▸ EXCERPTED DATA:

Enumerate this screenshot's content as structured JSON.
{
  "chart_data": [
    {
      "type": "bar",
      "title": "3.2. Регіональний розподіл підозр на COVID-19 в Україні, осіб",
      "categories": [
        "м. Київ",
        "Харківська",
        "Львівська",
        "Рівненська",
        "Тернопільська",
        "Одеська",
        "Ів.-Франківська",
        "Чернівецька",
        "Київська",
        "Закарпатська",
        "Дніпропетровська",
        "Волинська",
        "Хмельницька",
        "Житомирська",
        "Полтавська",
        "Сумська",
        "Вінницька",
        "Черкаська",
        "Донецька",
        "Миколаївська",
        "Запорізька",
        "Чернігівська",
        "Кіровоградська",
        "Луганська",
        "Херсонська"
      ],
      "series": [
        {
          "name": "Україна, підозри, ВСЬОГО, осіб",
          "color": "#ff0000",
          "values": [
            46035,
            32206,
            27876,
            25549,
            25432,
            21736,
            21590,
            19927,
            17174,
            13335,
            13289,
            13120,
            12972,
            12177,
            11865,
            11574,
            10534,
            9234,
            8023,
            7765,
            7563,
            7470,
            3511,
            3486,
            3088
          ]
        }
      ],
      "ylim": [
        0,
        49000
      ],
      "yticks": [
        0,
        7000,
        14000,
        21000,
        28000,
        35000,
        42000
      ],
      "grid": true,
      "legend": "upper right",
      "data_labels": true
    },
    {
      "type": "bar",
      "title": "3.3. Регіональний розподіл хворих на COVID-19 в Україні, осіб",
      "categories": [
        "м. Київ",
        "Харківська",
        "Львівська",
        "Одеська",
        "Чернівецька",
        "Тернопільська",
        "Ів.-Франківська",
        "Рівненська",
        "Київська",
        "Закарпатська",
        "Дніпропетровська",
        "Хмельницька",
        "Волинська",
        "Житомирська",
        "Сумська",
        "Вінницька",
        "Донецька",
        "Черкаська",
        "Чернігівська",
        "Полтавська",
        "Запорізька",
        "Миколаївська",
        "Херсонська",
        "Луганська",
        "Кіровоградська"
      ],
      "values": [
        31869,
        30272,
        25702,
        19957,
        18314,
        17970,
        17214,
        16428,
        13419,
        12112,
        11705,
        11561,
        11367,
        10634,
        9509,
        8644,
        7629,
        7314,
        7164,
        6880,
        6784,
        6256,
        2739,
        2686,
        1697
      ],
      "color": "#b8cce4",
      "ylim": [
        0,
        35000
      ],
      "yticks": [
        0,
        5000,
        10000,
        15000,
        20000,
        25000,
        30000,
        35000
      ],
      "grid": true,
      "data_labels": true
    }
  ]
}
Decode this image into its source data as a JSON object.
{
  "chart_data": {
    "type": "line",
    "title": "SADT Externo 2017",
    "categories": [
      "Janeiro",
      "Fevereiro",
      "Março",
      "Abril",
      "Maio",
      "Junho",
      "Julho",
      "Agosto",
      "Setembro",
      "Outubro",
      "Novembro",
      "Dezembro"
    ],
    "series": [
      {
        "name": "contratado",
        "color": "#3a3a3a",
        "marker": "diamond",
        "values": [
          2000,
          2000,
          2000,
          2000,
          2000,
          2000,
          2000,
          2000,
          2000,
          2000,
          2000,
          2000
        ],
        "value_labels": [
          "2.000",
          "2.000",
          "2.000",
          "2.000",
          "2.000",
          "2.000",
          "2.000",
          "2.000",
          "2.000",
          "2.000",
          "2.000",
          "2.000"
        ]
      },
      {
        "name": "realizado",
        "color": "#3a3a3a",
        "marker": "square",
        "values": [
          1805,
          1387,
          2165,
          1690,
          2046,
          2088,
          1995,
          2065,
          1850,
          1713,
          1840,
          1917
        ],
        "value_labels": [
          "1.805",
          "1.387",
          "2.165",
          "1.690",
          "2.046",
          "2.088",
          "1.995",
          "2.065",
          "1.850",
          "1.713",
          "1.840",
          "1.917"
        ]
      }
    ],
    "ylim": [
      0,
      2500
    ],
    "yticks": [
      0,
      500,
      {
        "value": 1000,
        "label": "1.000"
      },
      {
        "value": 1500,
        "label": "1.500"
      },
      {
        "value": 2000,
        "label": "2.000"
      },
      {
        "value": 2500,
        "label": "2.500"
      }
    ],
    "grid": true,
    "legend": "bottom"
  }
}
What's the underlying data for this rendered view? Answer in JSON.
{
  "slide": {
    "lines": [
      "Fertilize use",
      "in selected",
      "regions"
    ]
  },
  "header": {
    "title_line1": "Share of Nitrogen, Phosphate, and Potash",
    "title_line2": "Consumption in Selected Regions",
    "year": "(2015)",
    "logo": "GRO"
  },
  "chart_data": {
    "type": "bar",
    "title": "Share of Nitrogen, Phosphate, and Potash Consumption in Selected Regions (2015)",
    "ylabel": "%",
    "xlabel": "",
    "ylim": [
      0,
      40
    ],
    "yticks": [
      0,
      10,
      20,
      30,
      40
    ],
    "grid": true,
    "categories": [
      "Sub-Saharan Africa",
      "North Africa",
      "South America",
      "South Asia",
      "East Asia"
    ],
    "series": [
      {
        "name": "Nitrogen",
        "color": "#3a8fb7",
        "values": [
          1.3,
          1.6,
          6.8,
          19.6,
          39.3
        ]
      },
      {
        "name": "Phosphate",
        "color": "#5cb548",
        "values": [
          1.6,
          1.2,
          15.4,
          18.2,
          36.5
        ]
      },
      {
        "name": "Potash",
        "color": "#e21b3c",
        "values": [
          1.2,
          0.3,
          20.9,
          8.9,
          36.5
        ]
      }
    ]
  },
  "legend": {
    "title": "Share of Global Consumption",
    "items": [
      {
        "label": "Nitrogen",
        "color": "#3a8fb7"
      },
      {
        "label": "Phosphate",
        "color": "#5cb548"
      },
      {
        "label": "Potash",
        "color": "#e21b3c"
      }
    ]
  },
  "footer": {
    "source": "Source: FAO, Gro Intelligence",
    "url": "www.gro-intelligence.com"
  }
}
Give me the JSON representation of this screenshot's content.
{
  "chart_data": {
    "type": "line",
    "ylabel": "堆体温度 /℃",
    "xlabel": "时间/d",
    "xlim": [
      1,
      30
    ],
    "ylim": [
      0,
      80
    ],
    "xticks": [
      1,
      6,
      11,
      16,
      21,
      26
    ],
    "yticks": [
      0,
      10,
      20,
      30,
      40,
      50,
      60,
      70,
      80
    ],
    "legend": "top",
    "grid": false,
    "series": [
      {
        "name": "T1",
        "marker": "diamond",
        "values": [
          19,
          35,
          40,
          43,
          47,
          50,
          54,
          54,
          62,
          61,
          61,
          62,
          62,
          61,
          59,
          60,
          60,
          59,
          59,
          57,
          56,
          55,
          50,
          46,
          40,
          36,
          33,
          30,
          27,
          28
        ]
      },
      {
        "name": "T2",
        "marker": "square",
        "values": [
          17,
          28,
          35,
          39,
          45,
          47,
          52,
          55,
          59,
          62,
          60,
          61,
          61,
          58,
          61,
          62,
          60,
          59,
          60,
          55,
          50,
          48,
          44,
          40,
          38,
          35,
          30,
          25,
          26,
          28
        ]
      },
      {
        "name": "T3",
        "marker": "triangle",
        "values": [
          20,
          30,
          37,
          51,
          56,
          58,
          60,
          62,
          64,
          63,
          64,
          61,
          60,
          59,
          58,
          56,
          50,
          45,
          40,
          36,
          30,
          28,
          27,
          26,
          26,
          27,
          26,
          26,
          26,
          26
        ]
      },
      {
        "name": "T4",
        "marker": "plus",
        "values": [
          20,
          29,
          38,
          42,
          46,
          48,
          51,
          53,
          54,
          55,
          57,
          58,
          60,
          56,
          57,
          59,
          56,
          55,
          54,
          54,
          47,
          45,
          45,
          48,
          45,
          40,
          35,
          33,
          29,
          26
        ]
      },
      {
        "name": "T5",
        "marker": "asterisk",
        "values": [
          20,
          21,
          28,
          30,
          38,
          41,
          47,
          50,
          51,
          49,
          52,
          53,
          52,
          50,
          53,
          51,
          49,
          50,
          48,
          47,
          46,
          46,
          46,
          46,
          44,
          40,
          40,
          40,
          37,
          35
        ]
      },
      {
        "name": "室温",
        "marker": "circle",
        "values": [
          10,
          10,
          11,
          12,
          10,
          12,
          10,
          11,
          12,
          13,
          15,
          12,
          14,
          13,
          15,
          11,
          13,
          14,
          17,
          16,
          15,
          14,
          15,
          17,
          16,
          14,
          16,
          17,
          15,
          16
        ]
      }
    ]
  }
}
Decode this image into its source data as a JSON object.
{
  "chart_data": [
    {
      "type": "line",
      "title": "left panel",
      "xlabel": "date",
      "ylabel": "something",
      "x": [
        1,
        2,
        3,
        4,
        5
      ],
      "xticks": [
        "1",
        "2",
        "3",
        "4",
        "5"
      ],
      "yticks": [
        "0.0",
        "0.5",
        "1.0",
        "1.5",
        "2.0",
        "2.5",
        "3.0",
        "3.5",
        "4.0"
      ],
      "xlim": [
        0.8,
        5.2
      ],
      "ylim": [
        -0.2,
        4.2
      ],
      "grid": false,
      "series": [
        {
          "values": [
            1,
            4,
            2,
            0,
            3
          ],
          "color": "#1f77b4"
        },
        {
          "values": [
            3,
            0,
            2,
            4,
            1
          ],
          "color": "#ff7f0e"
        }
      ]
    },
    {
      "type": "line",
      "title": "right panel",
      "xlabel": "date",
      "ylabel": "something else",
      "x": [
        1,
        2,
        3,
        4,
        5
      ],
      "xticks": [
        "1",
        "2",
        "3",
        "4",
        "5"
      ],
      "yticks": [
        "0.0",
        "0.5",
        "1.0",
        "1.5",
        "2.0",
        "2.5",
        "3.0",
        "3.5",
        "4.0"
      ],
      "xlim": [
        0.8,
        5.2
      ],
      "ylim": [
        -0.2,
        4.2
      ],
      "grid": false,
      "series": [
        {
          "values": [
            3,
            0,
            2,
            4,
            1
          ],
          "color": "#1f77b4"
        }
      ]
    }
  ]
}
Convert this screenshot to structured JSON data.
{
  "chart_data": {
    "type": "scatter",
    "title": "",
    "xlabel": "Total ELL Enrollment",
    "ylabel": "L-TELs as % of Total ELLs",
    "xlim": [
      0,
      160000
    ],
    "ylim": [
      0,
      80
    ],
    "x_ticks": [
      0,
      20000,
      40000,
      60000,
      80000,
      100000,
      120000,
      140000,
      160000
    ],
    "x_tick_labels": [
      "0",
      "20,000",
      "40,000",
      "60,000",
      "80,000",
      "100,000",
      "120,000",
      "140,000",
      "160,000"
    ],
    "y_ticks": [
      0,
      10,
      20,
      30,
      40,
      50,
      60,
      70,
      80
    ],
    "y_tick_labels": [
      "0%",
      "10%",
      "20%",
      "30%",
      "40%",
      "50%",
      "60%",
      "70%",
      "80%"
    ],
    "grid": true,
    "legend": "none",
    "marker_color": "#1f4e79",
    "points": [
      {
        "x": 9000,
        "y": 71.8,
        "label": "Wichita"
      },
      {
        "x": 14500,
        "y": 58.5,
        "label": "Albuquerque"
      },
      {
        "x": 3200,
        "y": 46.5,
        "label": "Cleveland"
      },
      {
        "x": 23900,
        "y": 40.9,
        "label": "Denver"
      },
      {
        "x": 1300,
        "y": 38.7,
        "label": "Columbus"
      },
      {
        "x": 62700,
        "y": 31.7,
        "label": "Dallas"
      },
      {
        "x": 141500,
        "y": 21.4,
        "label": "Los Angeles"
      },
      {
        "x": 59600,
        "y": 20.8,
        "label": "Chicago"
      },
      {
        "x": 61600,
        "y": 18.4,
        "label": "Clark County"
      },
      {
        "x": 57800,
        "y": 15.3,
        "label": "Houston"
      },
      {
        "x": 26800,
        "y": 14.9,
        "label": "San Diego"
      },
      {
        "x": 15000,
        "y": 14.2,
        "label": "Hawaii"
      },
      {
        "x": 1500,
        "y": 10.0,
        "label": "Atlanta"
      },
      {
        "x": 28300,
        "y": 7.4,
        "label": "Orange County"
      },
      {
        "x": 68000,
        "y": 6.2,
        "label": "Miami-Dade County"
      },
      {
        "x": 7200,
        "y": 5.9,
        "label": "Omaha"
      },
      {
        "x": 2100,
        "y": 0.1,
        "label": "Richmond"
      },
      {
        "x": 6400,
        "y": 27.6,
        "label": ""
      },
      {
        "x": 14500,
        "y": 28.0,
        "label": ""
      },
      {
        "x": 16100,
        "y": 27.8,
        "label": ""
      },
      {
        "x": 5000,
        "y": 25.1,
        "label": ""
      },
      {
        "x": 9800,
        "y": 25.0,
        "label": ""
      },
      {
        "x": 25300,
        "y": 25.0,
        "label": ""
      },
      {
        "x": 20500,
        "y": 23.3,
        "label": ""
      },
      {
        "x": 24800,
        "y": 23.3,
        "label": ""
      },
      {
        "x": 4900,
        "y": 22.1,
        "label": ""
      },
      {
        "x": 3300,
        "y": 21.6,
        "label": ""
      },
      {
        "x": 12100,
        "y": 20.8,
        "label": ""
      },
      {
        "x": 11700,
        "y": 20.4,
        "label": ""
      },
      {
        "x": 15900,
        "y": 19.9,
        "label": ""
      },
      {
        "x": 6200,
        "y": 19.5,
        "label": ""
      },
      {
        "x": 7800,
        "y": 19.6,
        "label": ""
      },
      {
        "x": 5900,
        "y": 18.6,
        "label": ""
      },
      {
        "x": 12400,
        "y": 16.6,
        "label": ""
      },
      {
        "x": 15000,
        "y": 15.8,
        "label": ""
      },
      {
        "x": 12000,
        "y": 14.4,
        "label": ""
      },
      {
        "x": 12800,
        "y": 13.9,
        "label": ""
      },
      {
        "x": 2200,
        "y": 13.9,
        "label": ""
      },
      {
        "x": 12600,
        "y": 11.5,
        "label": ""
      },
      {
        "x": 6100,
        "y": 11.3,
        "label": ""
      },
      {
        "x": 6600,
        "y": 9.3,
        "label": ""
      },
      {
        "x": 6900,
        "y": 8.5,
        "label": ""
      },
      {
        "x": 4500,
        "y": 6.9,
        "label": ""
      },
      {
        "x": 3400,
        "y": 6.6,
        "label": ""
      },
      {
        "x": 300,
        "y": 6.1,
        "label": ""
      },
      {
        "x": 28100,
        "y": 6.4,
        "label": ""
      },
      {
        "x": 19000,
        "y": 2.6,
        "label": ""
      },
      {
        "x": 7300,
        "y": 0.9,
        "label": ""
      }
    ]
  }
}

▸ WRITTEN EXERCISE: From the listing above, copy out each line where the word "legend" appears.

▸ ANSWER TO THE PROBLEM:
      "legend": "upper right",
    "legend": "bottom"
  "legend": {
    "legend": "top",
    "legend": "none",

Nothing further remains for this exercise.